PROBLEM
The records that follow must be reproduced in full, exactly as written.

RECORD EXCERPTS
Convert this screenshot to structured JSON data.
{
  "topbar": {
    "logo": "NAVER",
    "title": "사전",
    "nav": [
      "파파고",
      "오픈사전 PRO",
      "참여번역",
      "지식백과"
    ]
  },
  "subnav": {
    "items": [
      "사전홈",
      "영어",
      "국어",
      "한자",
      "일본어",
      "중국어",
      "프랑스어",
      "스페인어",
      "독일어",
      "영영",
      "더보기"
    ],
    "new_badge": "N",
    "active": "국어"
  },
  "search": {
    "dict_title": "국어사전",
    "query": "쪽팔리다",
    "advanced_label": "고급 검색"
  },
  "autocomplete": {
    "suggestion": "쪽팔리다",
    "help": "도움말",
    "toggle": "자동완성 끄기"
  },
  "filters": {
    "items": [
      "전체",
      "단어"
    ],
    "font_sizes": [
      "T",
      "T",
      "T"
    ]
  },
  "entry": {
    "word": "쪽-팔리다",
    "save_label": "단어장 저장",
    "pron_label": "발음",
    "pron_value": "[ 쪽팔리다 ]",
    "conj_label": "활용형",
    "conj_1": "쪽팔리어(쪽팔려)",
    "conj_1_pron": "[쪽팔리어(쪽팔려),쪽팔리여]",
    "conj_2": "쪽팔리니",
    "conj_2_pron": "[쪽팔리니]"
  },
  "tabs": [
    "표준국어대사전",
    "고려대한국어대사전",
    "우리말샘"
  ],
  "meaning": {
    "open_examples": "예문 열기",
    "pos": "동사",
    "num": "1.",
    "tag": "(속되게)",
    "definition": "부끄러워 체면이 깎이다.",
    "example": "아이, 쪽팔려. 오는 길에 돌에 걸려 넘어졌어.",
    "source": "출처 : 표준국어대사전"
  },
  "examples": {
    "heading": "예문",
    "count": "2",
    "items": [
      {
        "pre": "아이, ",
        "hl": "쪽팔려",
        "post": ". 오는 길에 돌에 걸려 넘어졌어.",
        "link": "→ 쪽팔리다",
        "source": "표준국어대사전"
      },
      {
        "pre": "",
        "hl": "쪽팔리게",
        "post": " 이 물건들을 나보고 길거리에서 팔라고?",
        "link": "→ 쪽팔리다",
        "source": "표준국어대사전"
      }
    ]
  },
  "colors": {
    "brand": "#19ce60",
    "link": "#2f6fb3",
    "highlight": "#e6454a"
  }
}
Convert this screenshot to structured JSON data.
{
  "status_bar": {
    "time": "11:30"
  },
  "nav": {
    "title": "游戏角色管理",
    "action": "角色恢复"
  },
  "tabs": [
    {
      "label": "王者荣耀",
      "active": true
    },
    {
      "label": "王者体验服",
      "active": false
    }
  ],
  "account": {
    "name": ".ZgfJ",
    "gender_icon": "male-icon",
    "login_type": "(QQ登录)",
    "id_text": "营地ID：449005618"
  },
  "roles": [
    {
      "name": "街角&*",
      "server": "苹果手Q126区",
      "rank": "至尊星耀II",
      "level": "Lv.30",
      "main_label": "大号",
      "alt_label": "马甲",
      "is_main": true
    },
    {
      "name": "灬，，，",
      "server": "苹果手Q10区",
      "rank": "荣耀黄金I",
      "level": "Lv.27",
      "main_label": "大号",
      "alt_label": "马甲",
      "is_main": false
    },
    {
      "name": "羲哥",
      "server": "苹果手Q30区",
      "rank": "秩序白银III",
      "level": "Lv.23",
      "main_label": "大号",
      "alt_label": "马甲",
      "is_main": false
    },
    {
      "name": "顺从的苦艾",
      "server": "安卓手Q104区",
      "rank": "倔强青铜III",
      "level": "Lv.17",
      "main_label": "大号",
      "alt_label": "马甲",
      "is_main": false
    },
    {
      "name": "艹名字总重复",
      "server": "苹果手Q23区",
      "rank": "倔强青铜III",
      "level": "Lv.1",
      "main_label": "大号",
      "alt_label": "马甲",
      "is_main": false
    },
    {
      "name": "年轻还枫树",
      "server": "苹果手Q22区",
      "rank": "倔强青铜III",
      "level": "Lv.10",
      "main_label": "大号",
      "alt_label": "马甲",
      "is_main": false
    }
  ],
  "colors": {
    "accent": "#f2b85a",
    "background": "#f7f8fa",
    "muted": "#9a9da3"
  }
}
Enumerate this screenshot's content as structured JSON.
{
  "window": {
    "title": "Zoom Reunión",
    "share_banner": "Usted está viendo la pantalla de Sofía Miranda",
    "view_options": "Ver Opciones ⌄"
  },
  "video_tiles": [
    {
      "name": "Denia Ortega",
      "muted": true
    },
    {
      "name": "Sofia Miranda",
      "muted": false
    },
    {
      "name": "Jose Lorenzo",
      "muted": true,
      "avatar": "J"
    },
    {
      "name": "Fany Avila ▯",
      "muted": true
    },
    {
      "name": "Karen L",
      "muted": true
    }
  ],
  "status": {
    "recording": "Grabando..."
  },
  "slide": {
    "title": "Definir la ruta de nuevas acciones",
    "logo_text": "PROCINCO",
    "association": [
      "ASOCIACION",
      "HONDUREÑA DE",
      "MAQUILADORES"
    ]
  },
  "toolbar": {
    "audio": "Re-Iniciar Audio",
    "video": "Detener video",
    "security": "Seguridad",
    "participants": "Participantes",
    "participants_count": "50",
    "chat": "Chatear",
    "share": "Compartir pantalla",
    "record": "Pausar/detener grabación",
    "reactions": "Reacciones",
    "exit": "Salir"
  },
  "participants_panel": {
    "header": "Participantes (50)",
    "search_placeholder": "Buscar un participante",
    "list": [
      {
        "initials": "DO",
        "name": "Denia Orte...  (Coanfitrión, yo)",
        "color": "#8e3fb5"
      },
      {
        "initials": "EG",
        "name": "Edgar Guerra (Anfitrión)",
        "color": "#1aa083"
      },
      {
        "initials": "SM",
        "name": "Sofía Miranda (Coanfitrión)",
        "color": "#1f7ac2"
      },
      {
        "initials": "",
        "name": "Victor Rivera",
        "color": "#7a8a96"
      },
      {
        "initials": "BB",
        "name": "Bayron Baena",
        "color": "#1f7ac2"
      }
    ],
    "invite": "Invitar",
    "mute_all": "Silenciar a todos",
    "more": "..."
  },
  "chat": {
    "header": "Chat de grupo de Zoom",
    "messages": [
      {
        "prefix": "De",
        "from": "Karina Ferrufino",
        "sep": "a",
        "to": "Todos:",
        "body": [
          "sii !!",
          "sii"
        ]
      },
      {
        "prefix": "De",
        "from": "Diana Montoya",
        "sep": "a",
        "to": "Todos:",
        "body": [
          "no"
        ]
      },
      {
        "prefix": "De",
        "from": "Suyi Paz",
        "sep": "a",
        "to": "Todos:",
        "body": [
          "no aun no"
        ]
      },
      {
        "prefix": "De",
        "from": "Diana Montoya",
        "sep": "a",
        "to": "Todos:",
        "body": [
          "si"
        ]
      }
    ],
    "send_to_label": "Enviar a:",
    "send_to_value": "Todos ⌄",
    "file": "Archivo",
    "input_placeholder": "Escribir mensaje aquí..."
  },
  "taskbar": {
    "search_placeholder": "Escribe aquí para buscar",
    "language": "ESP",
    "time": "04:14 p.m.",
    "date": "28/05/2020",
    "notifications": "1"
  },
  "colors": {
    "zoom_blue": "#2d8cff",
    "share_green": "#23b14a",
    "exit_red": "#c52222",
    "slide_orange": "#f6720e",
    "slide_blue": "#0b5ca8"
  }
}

WRITTEN RESPONSE
Convert this screenshot to structured JSON data.
{
  "topbar": {
    "logo": "NAVER",
    "title": "사전",
    "nav": [
      "파파고",
      "오픈사전 PRO",
      "참여번역",
      "지식백과"
    ]
  },
  "subnav": {
    "items": [
      "사전홈",
      "영어",
      "국어",
      "한자",
      "일본어",
      "중국어",
      "프랑스어",
      "스페인어",
      "독일어",
      "영영",
      "더보기"
    ],
    "new_badge": "N",
    "active": "국어"
  },
  "search": {
    "dict_title": "국어사전",
    "query": "쪽팔리다",
    "advanced_label": "고급 검색"
  },
  "autocomplete": {
    "suggestion": "쪽팔리다",
    "help": "도움말",
    "toggle": "자동완성 끄기"
  },
  "filters": {
    "items": [
      "전체",
      "단어"
    ],
    "font_sizes": [
      "T",
      "T",
      "T"
    ]
  },
  "entry": {
    "word": "쪽-팔리다",
    "save_label": "단어장 저장",
    "pron_label": "발음",
    "pron_value": "[ 쪽팔리다 ]",
    "conj_label": "활용형",
    "conj_1": "쪽팔리어(쪽팔려)",
    "conj_1_pron": "[쪽팔리어(쪽팔려),쪽팔리여]",
    "conj_2": "쪽팔리니",
    "conj_2_pron": "[쪽팔리니]"
  },
  "tabs": [
    "표준국어대사전",
    "고려대한국어대사전",
    "우리말샘"
  ],
  "meaning": {
    "open_examples": "예문 열기",
    "pos": "동사",
    "num": "1.",
    "tag": "(속되게)",
    "definition": "부끄러워 체면이 깎이다.",
    "example": "아이, 쪽팔려. 오는 길에 돌에 걸려 넘어졌어.",
    "source": "출처 : 표준국어대사전"
  },
  "examples": {
    "heading": "예문",
    "count": "2",
    "items": [
      {
        "pre": "아이, ",
        "hl": "쪽팔려",
        "post": ". 오는 길에 돌에 걸려 넘어졌어.",
        "link": "→ 쪽팔리다",
        "source": "표준국어대사전"
      },
      {
        "pre": "",
        "hl": "쪽팔리게",
        "post": " 이 물건들을 나보고 길거리에서 팔라고?",
        "link": "→ 쪽팔리다",
        "source": "표준국어대사전"
      }
    ]
  },
  "colors": {
    "brand": "#19ce60",
    "link": "#2f6fb3",
    "highlight": "#e6454a"
  }
}
Convert this screenshot to structured JSON data.
{
  "status_bar": {
    "time": "11:30"
  },
  "nav": {
    "title": "游戏角色管理",
    "action": "角色恢复"
  },
  "tabs": [
    {
      "label": "王者荣耀",
      "active": true
    },
    {
      "label": "王者体验服",
      "active": false
    }
  ],
  "account": {
    "name": ".ZgfJ",
    "gender_icon": "male-icon",
    "login_type": "(QQ登录)",
    "id_text": "营地ID：449005618"
  },
  "roles": [
    {
      "name": "街角&*",
      "server": "苹果手Q126区",
      "rank": "至尊星耀II",
      "level": "Lv.30",
      "main_label": "大号",
      "alt_label": "马甲",
      "is_main": true
    },
    {
      "name": "灬，，，",
      "server": "苹果手Q10区",
      "rank": "荣耀黄金I",
      "level": "Lv.27",
      "main_label": "大号",
      "alt_label": "马甲",
      "is_main": false
    },
    {
      "name": "羲哥",
      "server": "苹果手Q30区",
      "rank": "秩序白银III",
      "level": "Lv.23",
      "main_label": "大号",
      "alt_label": "马甲",
      "is_main": false
    },
    {
      "name": "顺从的苦艾",
      "server": "安卓手Q104区",
      "rank": "倔强青铜III",
      "level": "Lv.17",
      "main_label": "大号",
      "alt_label": "马甲",
      "is_main": false
    },
    {
      "name": "艹名字总重复",
      "server": "苹果手Q23区",
      "rank": "倔强青铜III",
      "level": "Lv.1",
      "main_label": "大号",
      "alt_label": "马甲",
      "is_main": false
    },
    {
      "name": "年轻还枫树",
      "server": "苹果手Q22区",
      "rank": "倔强青铜III",
      "level": "Lv.10",
      "main_label": "大号",
      "alt_label": "马甲",
      "is_main": false
    }
  ],
  "colors": {
    "accent": "#f2b85a",
    "background": "#f7f8fa",
    "muted": "#9a9da3"
  }
}
Enumerate this screenshot's content as structured JSON.
{
  "window": {
    "title": "Zoom Reunión",
    "share_banner": "Usted está viendo la pantalla de Sofía Miranda",
    "view_options": "Ver Opciones ⌄"
  },
  "video_tiles": [
    {
      "name": "Denia Ortega",
      "muted": true
    },
    {
      "name": "Sofia Miranda",
      "muted": false
    },
    {
      "name": "Jose Lorenzo",
      "muted": true,
      "avatar": "J"
    },
    {
      "name": "Fany Avila ▯",
      "muted": true
    },
    {
      "name": "Karen L",
      "muted": true
    }
  ],
  "status": {
    "recording": "Grabando..."
  },
  "slide": {
    "title": "Definir la ruta de nuevas acciones",
    "logo_text": "PROCINCO",
    "association": [
      "ASOCIACION",
      "HONDUREÑA DE",
      "MAQUILADORES"
    ]
  },
  "toolbar": {
    "audio": "Re-Iniciar Audio",
    "video": "Detener video",
    "security": "Seguridad",
    "participants": "Participantes",
    "participants_count": "50",
    "chat": "Chatear",
    "share": "Compartir pantalla",
    "record": "Pausar/detener grabación",
    "reactions": "Reacciones",
    "exit": "Salir"
  },
  "participants_panel": {
    "header": "Participantes (50)",
    "search_placeholder": "Buscar un participante",
    "list": [
      {
        "initials": "DO",
        "name": "Denia Orte...  (Coanfitrión, yo)",
        "color": "#8e3fb5"
      },
      {
        "initials": "EG",
        "name": "Edgar Guerra (Anfitrión)",
        "color": "#1aa083"
      },
      {
        "initials": "SM",
        "name": "Sofía Miranda (Coanfitrión)",
        "color": "#1f7ac2"
      },
      {
        "initials": "",
        "name": "Victor Rivera",
        "color": "#7a8a96"
      },
      {
        "initials": "BB",
        "name": "Bayron Baena",
        "color": "#1f7ac2"
      }
    ],
    "invite": "Invitar",
    "mute_all": "Silenciar a todos",
    "more": "..."
  },
  "chat": {
    "header": "Chat de grupo de Zoom",
    "messages": [
      {
        "prefix": "De",
        "from": "Karina Ferrufino",
        "sep": "a",
        "to": "Todos:",
        "body": [
          "sii !!",
          "sii"
        ]
      },
      {
        "prefix": "De",
        "from": "Diana Montoya",
        "sep": "a",
        "to": "Todos:",
        "body": [
          "no"
        ]
      },
      {
        "prefix": "De",
        "from": "Suyi Paz",
        "sep": "a",
        "to": "Todos:",
        "body": [
          "no aun no"
        ]
      },
      {
        "prefix": "De",
        "from": "Diana Montoya",
        "sep": "a",
        "to": "Todos:",
        "body": [
          "si"
        ]
      }
    ],
    "send_to_label": "Enviar a:",
    "send_to_value": "Todos ⌄",
    "file": "Archivo",
    "input_placeholder": "Escribir mensaje aquí..."
  },
  "taskbar": {
    "search_placeholder": "Escribe aquí para buscar",
    "language": "ESP",
    "time": "04:14 p.m.",
    "date": "28/05/2020",
    "notifications": "1"
  },
  "colors": {
    "zoom_blue": "#2d8cff",
    "share_green": "#23b14a",
    "exit_red": "#c52222",
    "slide_orange": "#f6720e",
    "slide_blue": "#0b5ca8"
  }
}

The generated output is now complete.